* Aim of the exercise *
Only the number is wanted: count the lines that contain "Market".

------ Records for this task ------

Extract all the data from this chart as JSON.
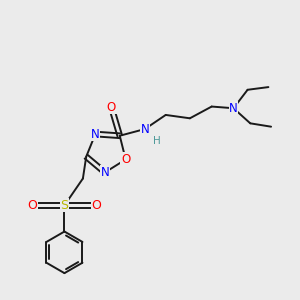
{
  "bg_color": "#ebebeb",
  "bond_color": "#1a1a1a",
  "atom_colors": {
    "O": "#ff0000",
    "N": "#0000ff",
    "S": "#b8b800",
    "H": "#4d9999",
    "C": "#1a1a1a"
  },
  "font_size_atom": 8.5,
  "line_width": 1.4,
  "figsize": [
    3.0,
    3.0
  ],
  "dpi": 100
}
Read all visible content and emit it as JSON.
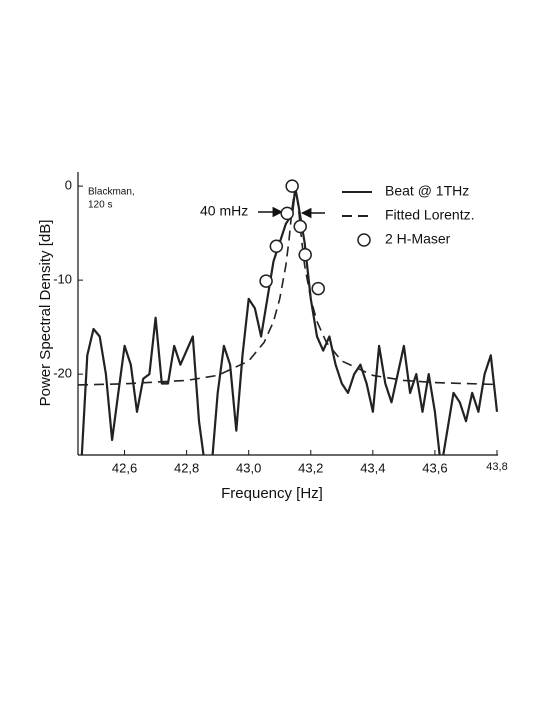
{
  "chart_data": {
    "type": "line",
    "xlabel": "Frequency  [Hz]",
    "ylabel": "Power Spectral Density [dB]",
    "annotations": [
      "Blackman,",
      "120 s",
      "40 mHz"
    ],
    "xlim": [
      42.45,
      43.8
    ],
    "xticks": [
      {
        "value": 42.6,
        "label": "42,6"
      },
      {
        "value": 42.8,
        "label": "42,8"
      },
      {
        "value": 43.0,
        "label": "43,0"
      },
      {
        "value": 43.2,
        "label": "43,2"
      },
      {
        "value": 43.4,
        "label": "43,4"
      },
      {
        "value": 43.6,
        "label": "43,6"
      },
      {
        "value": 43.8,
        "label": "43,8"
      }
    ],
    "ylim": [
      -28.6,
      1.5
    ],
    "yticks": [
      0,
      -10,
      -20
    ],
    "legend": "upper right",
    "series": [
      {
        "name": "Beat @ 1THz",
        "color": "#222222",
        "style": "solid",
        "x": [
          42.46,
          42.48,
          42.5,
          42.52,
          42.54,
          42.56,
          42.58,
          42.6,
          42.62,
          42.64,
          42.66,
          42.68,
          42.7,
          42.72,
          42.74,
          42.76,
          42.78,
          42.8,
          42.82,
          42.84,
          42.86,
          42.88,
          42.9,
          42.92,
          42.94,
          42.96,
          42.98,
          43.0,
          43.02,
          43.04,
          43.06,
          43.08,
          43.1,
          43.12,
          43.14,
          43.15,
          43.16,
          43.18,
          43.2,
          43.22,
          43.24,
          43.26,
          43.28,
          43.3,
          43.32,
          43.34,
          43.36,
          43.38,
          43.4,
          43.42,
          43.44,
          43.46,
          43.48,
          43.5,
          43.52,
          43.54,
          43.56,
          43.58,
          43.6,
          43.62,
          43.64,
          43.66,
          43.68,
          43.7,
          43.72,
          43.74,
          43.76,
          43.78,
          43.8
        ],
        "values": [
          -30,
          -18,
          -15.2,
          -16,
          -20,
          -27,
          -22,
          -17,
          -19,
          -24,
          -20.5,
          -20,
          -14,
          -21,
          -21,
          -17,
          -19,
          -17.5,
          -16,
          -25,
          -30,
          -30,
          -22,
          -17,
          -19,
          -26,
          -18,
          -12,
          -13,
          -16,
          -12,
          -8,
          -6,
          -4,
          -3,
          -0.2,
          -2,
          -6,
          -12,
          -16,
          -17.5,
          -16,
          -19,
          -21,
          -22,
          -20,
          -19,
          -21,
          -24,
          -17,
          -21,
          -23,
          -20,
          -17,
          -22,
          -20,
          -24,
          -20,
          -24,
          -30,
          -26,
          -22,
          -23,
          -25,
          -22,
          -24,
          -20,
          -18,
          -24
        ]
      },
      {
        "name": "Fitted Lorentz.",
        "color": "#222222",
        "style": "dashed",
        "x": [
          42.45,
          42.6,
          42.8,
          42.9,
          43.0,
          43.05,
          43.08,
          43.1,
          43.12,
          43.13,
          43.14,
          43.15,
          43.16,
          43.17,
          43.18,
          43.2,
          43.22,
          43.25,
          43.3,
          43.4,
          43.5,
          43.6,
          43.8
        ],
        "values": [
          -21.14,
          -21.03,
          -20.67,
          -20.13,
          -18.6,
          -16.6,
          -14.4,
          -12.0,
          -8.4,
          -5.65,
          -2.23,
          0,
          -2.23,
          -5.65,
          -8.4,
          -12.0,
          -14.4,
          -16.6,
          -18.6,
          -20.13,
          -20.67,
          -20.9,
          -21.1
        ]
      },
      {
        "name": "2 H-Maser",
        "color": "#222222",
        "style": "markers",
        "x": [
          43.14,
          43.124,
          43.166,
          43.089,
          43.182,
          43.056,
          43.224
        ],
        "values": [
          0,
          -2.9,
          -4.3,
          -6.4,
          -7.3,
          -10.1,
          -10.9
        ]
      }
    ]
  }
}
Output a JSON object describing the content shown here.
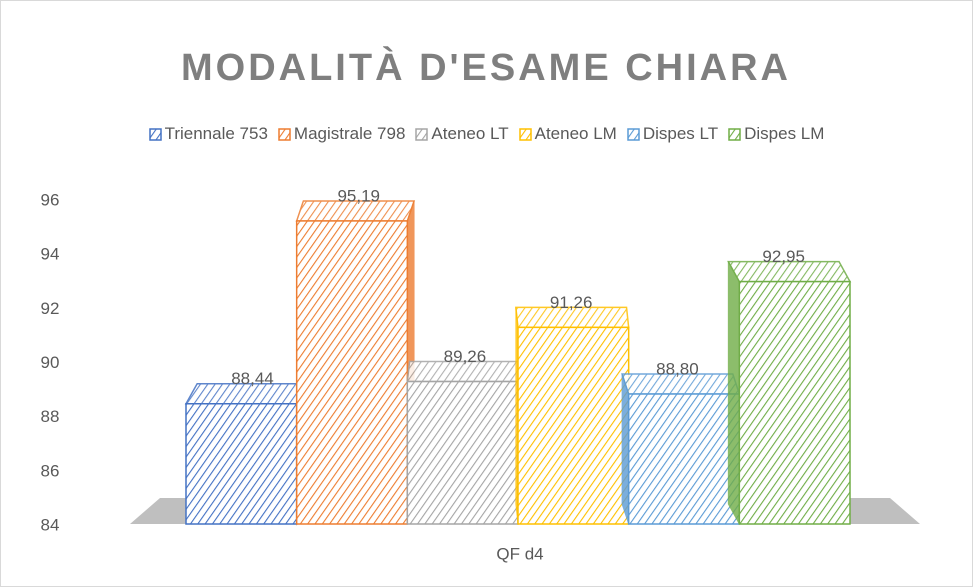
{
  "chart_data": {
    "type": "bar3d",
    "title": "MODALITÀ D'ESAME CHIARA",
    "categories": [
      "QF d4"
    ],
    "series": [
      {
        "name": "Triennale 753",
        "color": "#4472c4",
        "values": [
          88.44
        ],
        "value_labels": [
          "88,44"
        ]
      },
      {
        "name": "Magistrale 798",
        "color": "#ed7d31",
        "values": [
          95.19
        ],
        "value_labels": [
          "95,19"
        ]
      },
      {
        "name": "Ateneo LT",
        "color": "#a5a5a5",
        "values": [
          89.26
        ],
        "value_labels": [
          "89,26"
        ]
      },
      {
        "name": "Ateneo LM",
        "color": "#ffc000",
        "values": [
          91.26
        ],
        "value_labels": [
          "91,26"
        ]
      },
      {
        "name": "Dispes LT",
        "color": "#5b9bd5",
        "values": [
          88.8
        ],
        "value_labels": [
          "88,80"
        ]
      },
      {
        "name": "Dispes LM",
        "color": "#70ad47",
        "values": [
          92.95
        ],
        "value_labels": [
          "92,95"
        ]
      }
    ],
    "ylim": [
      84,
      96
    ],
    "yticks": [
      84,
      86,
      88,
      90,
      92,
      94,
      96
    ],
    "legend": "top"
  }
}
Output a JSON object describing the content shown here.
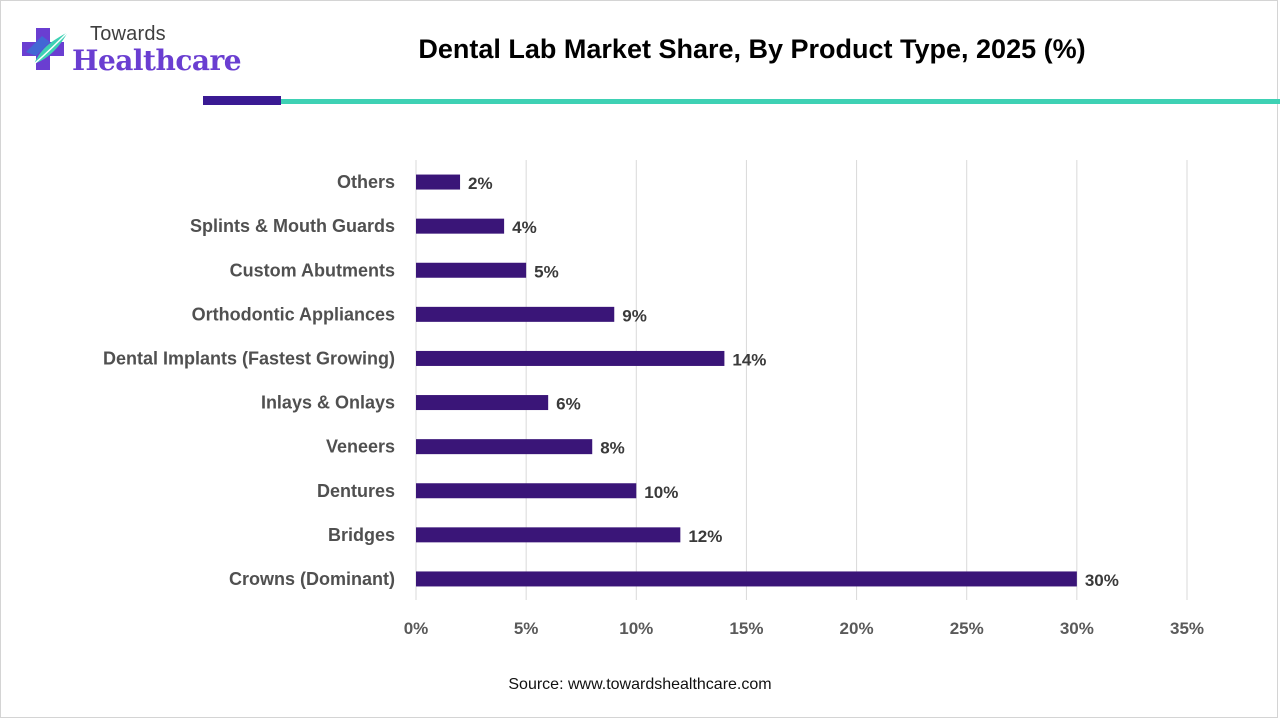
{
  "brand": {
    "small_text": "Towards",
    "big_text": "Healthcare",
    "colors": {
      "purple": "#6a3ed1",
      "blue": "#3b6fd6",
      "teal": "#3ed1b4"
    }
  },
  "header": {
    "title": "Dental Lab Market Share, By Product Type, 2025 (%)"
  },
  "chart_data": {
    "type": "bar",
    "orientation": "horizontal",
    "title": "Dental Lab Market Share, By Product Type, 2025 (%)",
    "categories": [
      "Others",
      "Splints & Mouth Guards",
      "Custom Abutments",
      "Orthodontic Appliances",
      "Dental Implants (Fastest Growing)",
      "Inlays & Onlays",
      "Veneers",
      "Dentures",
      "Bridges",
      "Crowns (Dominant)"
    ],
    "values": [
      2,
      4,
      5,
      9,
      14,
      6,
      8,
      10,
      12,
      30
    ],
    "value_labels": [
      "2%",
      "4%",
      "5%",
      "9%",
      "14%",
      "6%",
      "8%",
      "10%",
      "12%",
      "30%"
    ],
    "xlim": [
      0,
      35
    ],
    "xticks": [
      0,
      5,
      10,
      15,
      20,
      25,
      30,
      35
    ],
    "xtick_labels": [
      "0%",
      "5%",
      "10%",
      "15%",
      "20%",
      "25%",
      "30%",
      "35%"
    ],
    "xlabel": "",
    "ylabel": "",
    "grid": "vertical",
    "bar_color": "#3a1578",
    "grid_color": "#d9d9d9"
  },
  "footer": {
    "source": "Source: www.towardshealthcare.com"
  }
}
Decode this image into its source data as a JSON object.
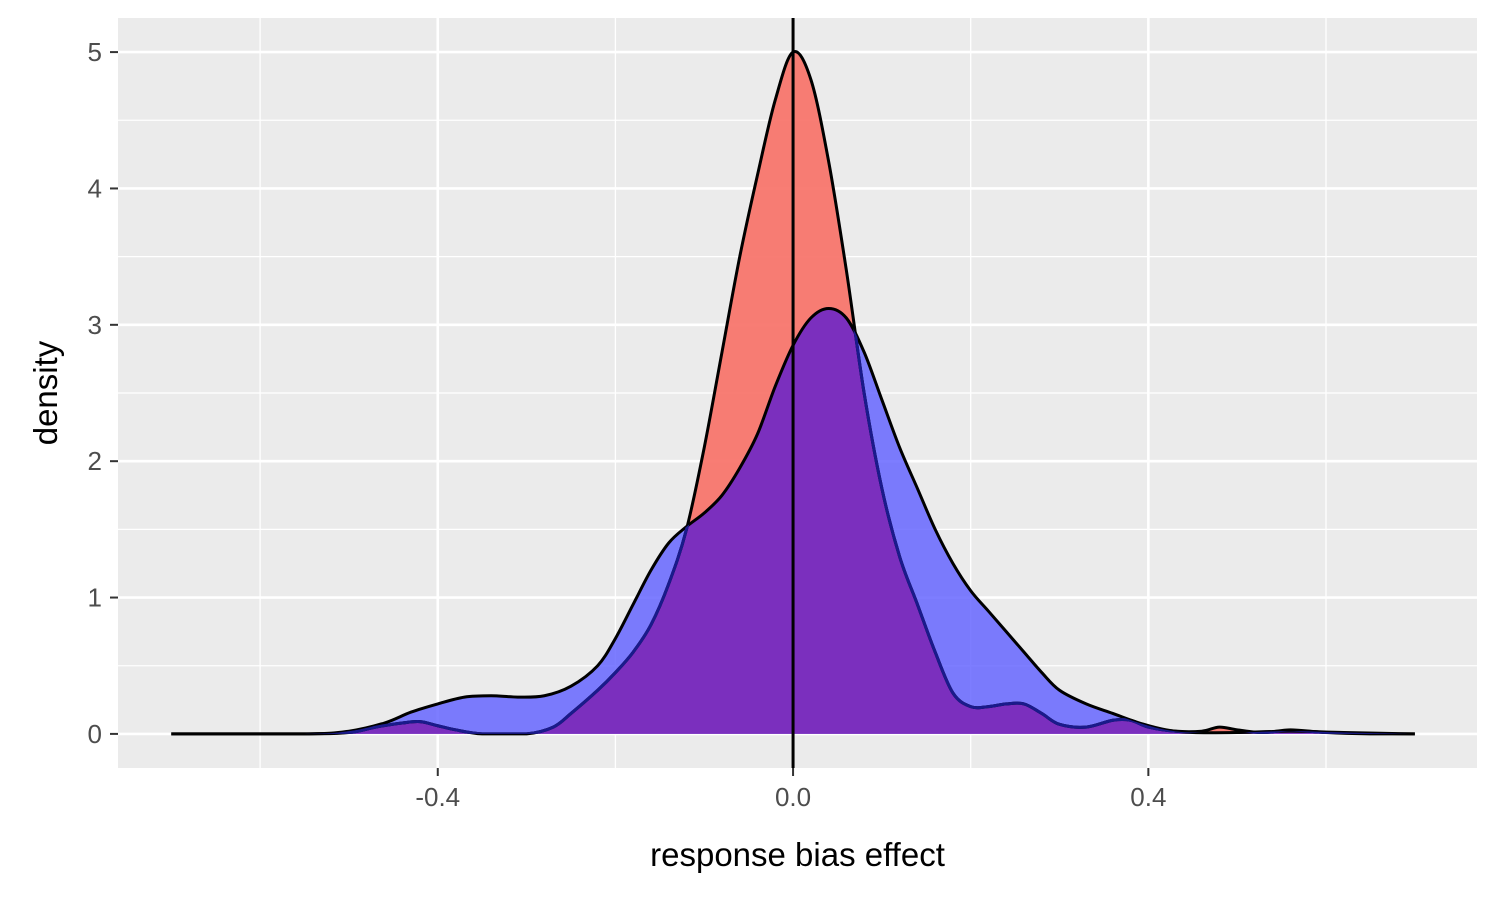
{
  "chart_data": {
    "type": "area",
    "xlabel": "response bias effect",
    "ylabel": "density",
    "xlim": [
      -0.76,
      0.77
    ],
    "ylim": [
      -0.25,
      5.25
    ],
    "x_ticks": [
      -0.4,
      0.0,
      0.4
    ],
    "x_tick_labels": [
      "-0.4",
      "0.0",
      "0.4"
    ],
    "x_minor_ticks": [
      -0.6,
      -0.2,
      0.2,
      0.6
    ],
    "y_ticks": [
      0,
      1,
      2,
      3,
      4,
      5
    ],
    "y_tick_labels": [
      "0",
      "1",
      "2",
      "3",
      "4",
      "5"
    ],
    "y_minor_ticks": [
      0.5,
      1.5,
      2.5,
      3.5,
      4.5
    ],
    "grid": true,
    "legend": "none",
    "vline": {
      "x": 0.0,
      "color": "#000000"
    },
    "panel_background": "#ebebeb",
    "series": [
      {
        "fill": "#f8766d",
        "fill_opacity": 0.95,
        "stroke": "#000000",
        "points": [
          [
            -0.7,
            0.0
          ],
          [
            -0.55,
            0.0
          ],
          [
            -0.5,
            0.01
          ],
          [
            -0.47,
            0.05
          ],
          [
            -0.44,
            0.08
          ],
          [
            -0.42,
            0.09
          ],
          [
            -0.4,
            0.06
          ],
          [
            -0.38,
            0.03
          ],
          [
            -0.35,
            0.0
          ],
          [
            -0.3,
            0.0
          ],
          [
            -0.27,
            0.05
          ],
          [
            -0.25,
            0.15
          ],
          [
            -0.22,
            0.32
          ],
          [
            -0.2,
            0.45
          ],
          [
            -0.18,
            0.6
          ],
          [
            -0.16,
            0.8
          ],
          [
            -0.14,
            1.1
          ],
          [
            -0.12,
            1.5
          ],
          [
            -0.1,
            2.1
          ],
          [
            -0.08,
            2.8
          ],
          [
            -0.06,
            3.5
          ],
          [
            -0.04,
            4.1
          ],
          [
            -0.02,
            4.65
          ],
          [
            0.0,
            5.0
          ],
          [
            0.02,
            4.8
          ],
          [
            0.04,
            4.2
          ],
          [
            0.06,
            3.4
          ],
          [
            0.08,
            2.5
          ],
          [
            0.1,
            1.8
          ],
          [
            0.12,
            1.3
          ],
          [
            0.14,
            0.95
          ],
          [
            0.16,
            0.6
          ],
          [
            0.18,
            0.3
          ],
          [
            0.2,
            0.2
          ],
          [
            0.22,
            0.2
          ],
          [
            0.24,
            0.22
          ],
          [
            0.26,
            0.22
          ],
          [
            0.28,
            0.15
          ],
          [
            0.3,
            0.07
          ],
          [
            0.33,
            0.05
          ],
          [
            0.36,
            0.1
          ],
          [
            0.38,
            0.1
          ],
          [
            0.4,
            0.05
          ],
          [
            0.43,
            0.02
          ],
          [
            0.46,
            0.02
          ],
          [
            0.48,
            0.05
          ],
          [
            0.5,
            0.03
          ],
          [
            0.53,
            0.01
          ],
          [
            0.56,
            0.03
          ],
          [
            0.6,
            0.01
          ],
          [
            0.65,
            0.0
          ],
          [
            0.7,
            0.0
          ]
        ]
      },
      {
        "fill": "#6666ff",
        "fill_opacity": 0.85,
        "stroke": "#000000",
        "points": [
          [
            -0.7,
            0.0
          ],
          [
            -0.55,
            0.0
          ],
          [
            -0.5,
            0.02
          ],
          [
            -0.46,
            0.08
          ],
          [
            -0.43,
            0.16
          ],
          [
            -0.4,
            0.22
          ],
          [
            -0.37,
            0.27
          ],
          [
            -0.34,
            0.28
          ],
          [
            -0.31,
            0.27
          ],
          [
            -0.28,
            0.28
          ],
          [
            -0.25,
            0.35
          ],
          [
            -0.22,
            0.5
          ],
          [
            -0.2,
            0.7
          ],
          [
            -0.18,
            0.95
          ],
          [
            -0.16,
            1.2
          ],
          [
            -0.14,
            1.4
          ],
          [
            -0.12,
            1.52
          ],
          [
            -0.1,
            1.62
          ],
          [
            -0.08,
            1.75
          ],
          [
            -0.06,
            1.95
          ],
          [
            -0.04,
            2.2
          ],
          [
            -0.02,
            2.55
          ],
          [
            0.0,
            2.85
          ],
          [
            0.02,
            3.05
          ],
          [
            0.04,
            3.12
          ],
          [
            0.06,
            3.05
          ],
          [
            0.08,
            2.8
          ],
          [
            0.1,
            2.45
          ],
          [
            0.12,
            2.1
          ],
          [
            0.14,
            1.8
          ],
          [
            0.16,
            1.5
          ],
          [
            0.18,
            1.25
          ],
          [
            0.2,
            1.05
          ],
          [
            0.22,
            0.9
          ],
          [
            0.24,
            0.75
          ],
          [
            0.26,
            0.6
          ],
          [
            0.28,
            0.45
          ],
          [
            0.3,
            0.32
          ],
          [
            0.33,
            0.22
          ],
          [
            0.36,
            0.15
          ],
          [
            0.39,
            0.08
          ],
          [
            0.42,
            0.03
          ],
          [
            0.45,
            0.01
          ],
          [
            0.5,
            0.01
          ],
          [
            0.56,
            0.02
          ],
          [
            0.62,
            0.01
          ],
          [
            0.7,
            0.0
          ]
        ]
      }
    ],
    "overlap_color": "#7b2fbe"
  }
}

------

* Answer in full *
2